## WHAT YOU WILL DO
Find the lines of data that contain the string "text", then list them.

··· RECORD SET ···

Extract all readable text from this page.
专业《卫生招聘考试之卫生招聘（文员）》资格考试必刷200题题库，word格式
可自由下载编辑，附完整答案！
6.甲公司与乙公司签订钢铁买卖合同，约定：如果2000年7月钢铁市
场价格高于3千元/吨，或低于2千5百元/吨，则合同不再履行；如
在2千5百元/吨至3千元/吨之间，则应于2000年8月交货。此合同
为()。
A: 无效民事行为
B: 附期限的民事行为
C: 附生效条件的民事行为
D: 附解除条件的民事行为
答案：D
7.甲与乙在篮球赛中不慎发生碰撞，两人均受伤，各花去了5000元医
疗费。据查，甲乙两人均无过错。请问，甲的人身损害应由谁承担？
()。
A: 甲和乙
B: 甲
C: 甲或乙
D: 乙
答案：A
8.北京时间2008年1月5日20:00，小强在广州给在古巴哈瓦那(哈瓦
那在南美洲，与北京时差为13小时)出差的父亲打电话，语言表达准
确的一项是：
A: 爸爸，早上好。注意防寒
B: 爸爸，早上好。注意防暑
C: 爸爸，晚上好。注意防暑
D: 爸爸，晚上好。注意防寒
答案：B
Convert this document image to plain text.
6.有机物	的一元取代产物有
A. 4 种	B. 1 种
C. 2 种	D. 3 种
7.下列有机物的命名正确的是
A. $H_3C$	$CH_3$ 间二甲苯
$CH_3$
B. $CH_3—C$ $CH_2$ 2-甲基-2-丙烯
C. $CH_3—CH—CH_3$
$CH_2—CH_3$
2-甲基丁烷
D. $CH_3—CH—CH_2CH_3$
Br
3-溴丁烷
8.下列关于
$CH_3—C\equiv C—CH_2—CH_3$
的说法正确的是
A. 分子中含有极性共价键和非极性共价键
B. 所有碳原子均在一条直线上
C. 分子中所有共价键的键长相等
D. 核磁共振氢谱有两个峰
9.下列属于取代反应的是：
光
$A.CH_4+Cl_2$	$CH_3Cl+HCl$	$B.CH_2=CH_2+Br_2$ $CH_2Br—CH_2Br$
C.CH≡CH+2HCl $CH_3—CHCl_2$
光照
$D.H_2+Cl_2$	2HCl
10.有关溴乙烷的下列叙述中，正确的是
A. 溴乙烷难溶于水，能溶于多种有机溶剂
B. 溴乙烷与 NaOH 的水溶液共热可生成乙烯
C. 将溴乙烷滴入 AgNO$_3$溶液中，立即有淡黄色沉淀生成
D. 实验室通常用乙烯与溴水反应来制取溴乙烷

···

## ANSWER IN FULL
Extract all readable text from this page.
Convert this document image to plain text.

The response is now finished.